◆ Problem
Copy out, unchanged, the records from the line with "data-label: 19,17% — [993, 67, 1047, 84]" to the line with "pie-slice — [553, 36, 769, 268]", including both of those lines.

# # # #

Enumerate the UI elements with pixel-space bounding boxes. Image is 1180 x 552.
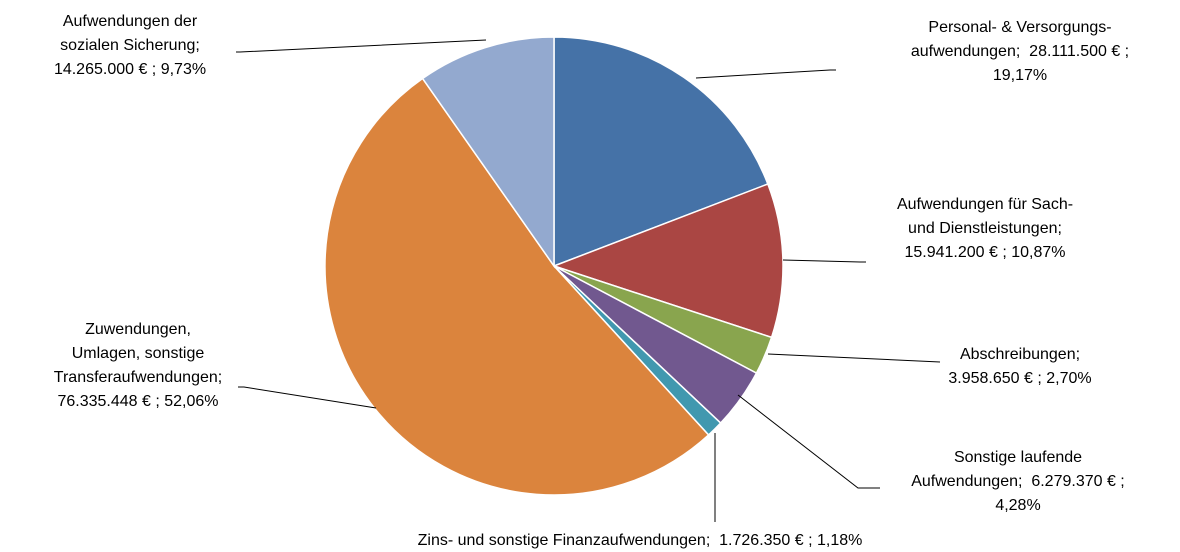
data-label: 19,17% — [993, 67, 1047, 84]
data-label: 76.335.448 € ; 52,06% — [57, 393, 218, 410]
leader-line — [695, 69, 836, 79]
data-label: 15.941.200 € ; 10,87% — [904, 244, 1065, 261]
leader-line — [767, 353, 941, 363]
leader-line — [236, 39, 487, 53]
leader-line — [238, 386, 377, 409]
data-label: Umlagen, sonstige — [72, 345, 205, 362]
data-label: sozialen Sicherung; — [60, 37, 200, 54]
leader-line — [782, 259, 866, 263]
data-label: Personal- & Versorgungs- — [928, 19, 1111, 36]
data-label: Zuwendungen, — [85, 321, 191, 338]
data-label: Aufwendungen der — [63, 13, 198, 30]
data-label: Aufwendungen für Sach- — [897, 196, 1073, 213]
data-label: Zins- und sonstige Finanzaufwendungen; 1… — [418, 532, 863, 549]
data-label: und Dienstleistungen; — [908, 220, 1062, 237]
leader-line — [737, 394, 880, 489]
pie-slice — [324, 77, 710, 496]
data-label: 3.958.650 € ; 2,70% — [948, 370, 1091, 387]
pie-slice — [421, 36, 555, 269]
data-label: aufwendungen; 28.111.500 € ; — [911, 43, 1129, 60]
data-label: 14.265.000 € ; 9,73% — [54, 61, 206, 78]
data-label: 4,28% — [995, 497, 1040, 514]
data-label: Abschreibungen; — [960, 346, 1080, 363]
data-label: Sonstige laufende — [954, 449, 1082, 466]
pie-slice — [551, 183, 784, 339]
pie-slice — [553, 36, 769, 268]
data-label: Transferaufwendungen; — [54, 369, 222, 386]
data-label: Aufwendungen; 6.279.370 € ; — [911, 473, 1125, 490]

# # # #

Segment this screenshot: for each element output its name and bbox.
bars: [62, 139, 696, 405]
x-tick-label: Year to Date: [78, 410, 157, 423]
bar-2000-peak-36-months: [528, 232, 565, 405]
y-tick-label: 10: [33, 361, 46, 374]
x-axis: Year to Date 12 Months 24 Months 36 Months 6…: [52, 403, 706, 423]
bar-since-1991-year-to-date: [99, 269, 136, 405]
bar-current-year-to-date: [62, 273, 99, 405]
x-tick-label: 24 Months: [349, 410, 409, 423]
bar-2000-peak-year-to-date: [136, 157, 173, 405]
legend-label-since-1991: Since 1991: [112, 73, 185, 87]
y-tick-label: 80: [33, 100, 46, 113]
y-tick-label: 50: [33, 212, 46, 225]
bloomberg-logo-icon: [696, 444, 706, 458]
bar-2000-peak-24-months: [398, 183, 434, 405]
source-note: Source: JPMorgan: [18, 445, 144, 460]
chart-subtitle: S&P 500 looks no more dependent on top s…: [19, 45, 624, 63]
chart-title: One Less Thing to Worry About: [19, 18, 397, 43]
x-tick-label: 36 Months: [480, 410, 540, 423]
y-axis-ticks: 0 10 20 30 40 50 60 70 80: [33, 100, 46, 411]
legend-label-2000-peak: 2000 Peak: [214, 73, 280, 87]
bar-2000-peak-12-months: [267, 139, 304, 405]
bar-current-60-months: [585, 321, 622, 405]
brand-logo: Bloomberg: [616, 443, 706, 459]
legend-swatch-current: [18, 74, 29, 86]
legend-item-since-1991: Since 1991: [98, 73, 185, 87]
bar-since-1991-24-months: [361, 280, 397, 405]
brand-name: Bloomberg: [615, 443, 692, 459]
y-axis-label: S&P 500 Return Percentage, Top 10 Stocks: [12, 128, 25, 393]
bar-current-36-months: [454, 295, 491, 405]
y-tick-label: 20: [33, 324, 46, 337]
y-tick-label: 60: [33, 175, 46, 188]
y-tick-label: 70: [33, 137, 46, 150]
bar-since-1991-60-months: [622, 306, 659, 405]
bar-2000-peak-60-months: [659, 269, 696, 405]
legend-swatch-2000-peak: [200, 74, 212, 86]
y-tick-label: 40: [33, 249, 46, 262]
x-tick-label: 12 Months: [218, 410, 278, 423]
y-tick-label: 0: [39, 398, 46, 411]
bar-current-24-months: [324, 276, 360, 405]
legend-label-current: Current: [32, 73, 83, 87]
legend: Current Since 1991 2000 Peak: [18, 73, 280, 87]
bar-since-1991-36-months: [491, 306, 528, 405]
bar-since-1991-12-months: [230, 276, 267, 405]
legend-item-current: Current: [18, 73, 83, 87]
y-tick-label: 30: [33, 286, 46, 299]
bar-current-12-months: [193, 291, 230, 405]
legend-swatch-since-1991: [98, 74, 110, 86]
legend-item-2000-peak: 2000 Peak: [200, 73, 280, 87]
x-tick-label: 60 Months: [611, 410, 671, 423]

# # # #

◆ Complete answer
data-label: 19,17% — [993, 67, 1047, 84]
data-label: 76.335.448 € ; 52,06% — [57, 393, 218, 410]
leader-line — [695, 69, 836, 79]
data-label: 15.941.200 € ; 10,87% — [904, 244, 1065, 261]
leader-line — [767, 353, 941, 363]
leader-line — [236, 39, 487, 53]
leader-line — [238, 386, 377, 409]
data-label: Umlagen, sonstige — [72, 345, 205, 362]
data-label: sozialen Sicherung; — [60, 37, 200, 54]
leader-line — [782, 259, 866, 263]
data-label: Personal- & Versorgungs- — [928, 19, 1111, 36]
data-label: Zuwendungen, — [85, 321, 191, 338]
data-label: Aufwendungen der — [63, 13, 198, 30]
data-label: Aufwendungen für Sach- — [897, 196, 1073, 213]
data-label: Zins- und sonstige Finanzaufwendungen; 1… — [418, 532, 863, 549]
data-label: und Dienstleistungen; — [908, 220, 1062, 237]
leader-line — [737, 394, 880, 489]
pie-slice — [324, 77, 710, 496]
data-label: 3.958.650 € ; 2,70% — [948, 370, 1091, 387]
pie-slice — [421, 36, 555, 269]
data-label: aufwendungen; 28.111.500 € ; — [911, 43, 1129, 60]
data-label: 14.265.000 € ; 9,73% — [54, 61, 206, 78]
data-label: 4,28% — [995, 497, 1040, 514]
data-label: Abschreibungen; — [960, 346, 1080, 363]
data-label: Sonstige laufende — [954, 449, 1082, 466]
pie-slice — [551, 183, 784, 339]
pie-slice — [553, 36, 769, 268]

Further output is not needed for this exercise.